* [What you should do] Present the following data again exactly as it is shown.

───── Exercise inputs ─────

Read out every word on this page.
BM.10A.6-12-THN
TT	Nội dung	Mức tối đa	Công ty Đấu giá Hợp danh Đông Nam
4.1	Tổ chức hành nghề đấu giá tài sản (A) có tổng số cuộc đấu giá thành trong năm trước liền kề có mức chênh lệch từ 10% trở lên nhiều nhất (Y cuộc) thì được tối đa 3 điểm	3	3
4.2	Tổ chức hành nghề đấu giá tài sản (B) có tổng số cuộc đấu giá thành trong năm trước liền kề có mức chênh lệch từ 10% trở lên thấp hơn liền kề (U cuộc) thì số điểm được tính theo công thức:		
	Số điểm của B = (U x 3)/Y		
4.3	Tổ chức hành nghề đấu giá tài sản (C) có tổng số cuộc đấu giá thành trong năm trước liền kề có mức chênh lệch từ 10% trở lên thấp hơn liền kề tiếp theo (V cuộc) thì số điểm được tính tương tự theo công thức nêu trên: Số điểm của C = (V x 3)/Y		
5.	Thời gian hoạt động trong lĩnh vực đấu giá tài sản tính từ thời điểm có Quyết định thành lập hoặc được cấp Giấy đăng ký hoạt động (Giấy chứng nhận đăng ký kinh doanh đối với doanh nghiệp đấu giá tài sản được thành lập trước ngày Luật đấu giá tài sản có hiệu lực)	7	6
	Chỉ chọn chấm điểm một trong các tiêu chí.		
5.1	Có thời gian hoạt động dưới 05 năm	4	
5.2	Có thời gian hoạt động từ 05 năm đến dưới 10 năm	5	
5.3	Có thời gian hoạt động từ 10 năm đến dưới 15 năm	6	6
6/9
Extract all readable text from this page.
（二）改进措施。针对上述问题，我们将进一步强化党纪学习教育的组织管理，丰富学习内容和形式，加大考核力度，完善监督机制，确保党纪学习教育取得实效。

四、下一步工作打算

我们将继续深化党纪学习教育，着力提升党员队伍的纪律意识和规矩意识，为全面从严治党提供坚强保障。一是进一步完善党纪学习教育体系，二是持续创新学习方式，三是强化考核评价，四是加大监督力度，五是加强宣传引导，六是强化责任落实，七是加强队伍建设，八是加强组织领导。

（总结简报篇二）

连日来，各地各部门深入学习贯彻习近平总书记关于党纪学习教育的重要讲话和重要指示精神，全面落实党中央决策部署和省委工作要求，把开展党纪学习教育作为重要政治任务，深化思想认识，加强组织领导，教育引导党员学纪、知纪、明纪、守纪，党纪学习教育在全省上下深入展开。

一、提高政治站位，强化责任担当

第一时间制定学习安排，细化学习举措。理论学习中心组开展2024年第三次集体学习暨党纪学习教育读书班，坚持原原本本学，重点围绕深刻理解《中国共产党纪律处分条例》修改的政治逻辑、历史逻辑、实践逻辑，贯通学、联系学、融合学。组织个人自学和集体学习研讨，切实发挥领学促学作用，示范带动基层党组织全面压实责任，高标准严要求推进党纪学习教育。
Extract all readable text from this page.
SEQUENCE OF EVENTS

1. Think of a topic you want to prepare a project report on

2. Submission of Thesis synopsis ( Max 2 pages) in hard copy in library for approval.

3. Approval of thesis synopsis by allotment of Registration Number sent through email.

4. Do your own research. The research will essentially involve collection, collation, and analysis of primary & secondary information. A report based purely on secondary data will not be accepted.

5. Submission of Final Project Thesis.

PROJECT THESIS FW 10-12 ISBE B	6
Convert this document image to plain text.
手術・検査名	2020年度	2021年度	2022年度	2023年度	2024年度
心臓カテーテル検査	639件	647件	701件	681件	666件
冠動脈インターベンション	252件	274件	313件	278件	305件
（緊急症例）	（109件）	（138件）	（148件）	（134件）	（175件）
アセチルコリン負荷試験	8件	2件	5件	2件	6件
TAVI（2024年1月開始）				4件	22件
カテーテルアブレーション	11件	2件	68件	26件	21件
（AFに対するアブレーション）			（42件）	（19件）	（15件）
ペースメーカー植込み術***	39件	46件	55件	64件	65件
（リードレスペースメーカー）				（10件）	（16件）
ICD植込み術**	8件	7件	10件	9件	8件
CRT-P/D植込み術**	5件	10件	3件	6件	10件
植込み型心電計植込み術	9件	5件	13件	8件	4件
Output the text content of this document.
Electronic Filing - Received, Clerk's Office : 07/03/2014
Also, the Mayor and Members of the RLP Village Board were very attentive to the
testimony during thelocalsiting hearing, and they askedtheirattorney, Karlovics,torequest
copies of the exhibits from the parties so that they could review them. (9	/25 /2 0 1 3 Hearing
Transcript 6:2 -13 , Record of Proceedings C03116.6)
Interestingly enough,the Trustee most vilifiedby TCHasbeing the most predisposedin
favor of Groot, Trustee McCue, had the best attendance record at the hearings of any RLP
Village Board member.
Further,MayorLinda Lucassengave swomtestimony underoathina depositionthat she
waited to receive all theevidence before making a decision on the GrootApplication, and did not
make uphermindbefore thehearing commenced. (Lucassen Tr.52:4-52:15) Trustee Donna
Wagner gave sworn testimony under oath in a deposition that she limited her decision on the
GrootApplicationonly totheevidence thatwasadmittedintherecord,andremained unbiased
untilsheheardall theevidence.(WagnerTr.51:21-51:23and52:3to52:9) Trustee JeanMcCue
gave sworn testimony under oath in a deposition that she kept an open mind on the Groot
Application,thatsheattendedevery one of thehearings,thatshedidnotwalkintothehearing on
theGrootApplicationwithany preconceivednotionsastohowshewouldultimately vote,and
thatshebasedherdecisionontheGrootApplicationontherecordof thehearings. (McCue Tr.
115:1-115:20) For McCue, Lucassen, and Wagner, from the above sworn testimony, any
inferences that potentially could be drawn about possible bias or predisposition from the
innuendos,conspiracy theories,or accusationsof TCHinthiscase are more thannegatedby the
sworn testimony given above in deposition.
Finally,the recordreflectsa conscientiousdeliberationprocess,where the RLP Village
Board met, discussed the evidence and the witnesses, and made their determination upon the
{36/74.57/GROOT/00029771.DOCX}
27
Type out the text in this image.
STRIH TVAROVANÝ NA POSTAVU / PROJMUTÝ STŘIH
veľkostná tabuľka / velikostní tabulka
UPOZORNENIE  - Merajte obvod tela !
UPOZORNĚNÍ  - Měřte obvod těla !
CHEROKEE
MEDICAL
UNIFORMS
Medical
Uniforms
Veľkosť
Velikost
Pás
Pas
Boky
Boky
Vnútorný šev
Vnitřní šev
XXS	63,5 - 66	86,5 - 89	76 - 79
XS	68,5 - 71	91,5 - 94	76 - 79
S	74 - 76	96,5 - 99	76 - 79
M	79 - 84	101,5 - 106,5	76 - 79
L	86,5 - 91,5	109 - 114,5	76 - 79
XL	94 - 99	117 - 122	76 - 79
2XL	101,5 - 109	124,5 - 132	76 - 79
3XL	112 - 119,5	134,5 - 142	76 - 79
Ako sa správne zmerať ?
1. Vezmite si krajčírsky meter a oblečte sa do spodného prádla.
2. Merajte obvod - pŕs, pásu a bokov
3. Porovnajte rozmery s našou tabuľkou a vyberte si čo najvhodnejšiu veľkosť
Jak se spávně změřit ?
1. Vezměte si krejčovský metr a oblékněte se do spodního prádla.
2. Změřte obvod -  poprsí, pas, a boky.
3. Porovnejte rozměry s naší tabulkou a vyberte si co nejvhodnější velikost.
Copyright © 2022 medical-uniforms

─────

* [Response]
Read out every word on this page.
BM.10A.6-12-THN
TT	Nội dung	Mức tối đa	Công ty Đấu giá Hợp danh Đông Nam
4.1	Tổ chức hành nghề đấu giá tài sản (A) có tổng số cuộc đấu giá thành trong năm trước liền kề có mức chênh lệch từ 10% trở lên nhiều nhất (Y cuộc) thì được tối đa 3 điểm	3	3
4.2	Tổ chức hành nghề đấu giá tài sản (B) có tổng số cuộc đấu giá thành trong năm trước liền kề có mức chênh lệch từ 10% trở lên thấp hơn liền kề (U cuộc) thì số điểm được tính theo công thức:		
	Số điểm của B = (U x 3)/Y		
4.3	Tổ chức hành nghề đấu giá tài sản (C) có tổng số cuộc đấu giá thành trong năm trước liền kề có mức chênh lệch từ 10% trở lên thấp hơn liền kề tiếp theo (V cuộc) thì số điểm được tính tương tự theo công thức nêu trên: Số điểm của C = (V x 3)/Y		
5.	Thời gian hoạt động trong lĩnh vực đấu giá tài sản tính từ thời điểm có Quyết định thành lập hoặc được cấp Giấy đăng ký hoạt động (Giấy chứng nhận đăng ký kinh doanh đối với doanh nghiệp đấu giá tài sản được thành lập trước ngày Luật đấu giá tài sản có hiệu lực)	7	6
	Chỉ chọn chấm điểm một trong các tiêu chí.		
5.1	Có thời gian hoạt động dưới 05 năm	4	
5.2	Có thời gian hoạt động từ 05 năm đến dưới 10 năm	5	
5.3	Có thời gian hoạt động từ 10 năm đến dưới 15 năm	6	6
6/9
Extract all readable text from this page.
（二）改进措施。针对上述问题，我们将进一步强化党纪学习教育的组织管理，丰富学习内容和形式，加大考核力度，完善监督机制，确保党纪学习教育取得实效。

四、下一步工作打算

我们将继续深化党纪学习教育，着力提升党员队伍的纪律意识和规矩意识，为全面从严治党提供坚强保障。一是进一步完善党纪学习教育体系，二是持续创新学习方式，三是强化考核评价，四是加大监督力度，五是加强宣传引导，六是强化责任落实，七是加强队伍建设，八是加强组织领导。

（总结简报篇二）

连日来，各地各部门深入学习贯彻习近平总书记关于党纪学习教育的重要讲话和重要指示精神，全面落实党中央决策部署和省委工作要求，把开展党纪学习教育作为重要政治任务，深化思想认识，加强组织领导，教育引导党员学纪、知纪、明纪、守纪，党纪学习教育在全省上下深入展开。

一、提高政治站位，强化责任担当

第一时间制定学习安排，细化学习举措。理论学习中心组开展2024年第三次集体学习暨党纪学习教育读书班，坚持原原本本学，重点围绕深刻理解《中国共产党纪律处分条例》修改的政治逻辑、历史逻辑、实践逻辑，贯通学、联系学、融合学。组织个人自学和集体学习研讨，切实发挥领学促学作用，示范带动基层党组织全面压实责任，高标准严要求推进党纪学习教育。
Extract all readable text from this page.
SEQUENCE OF EVENTS

1. Think of a topic you want to prepare a project report on

2. Submission of Thesis synopsis ( Max 2 pages) in hard copy in library for approval.

3. Approval of thesis synopsis by allotment of Registration Number sent through email.

4. Do your own research. The research will essentially involve collection, collation, and analysis of primary & secondary information. A report based purely on secondary data will not be accepted.

5. Submission of Final Project Thesis.

PROJECT THESIS FW 10-12 ISBE B	6
Convert this document image to plain text.
手術・検査名	2020年度	2021年度	2022年度	2023年度	2024年度
心臓カテーテル検査	639件	647件	701件	681件	666件
冠動脈インターベンション	252件	274件	313件	278件	305件
（緊急症例）	（109件）	（138件）	（148件）	（134件）	（175件）
アセチルコリン負荷試験	8件	2件	5件	2件	6件
TAVI（2024年1月開始）				4件	22件
カテーテルアブレーション	11件	2件	68件	26件	21件
（AFに対するアブレーション）			（42件）	（19件）	（15件）
ペースメーカー植込み術***	39件	46件	55件	64件	65件
（リードレスペースメーカー）				（10件）	（16件）
ICD植込み術**	8件	7件	10件	9件	8件
CRT-P/D植込み術**	5件	10件	3件	6件	10件
植込み型心電計植込み術	9件	5件	13件	8件	4件
Output the text content of this document.
Electronic Filing - Received, Clerk's Office : 07/03/2014
Also, the Mayor and Members of the RLP Village Board were very attentive to the
testimony during thelocalsiting hearing, and they askedtheirattorney, Karlovics,torequest
copies of the exhibits from the parties so that they could review them. (9	/25 /2 0 1 3 Hearing
Transcript 6:2 -13 , Record of Proceedings C03116.6)
Interestingly enough,the Trustee most vilifiedby TCHasbeing the most predisposedin
favor of Groot, Trustee McCue, had the best attendance record at the hearings of any RLP
Village Board member.
Further,MayorLinda Lucassengave swomtestimony underoathina depositionthat she
waited to receive all theevidence before making a decision on the GrootApplication, and did not
make uphermindbefore thehearing commenced. (Lucassen Tr.52:4-52:15) Trustee Donna
Wagner gave sworn testimony under oath in a deposition that she limited her decision on the
GrootApplicationonly totheevidence thatwasadmittedintherecord,andremained unbiased
untilsheheardall theevidence.(WagnerTr.51:21-51:23and52:3to52:9) Trustee JeanMcCue
gave sworn testimony under oath in a deposition that she kept an open mind on the Groot
Application,thatsheattendedevery one of thehearings,thatshedidnotwalkintothehearing on
theGrootApplicationwithany preconceivednotionsastohowshewouldultimately vote,and
thatshebasedherdecisionontheGrootApplicationontherecordof thehearings. (McCue Tr.
115:1-115:20) For McCue, Lucassen, and Wagner, from the above sworn testimony, any
inferences that potentially could be drawn about possible bias or predisposition from the
innuendos,conspiracy theories,or accusationsof TCHinthiscase are more thannegatedby the
sworn testimony given above in deposition.
Finally,the recordreflectsa conscientiousdeliberationprocess,where the RLP Village
Board met, discussed the evidence and the witnesses, and made their determination upon the
{36/74.57/GROOT/00029771.DOCX}
27
Type out the text in this image.
STRIH TVAROVANÝ NA POSTAVU / PROJMUTÝ STŘIH
veľkostná tabuľka / velikostní tabulka
UPOZORNENIE  - Merajte obvod tela !
UPOZORNĚNÍ  - Měřte obvod těla !
CHEROKEE
MEDICAL
UNIFORMS
Medical
Uniforms
Veľkosť
Velikost
Pás
Pas
Boky
Boky
Vnútorný šev
Vnitřní šev
XXS	63,5 - 66	86,5 - 89	76 - 79
XS	68,5 - 71	91,5 - 94	76 - 79
S	74 - 76	96,5 - 99	76 - 79
M	79 - 84	101,5 - 106,5	76 - 79
L	86,5 - 91,5	109 - 114,5	76 - 79
XL	94 - 99	117 - 122	76 - 79
2XL	101,5 - 109	124,5 - 132	76 - 79
3XL	112 - 119,5	134,5 - 142	76 - 79
Ako sa správne zmerať ?
1. Vezmite si krajčírsky meter a oblečte sa do spodného prádla.
2. Merajte obvod - pŕs, pásu a bokov
3. Porovnajte rozmery s našou tabuľkou a vyberte si čo najvhodnejšiu veľkosť
Jak se spávně změřit ?
1. Vezměte si krejčovský metr a oblékněte se do spodního prádla.
2. Změřte obvod -  poprsí, pas, a boky.
3. Porovnejte rozměry s naší tabulkou a vyberte si co nejvhodnější velikost.
Copyright © 2022 medical-uniforms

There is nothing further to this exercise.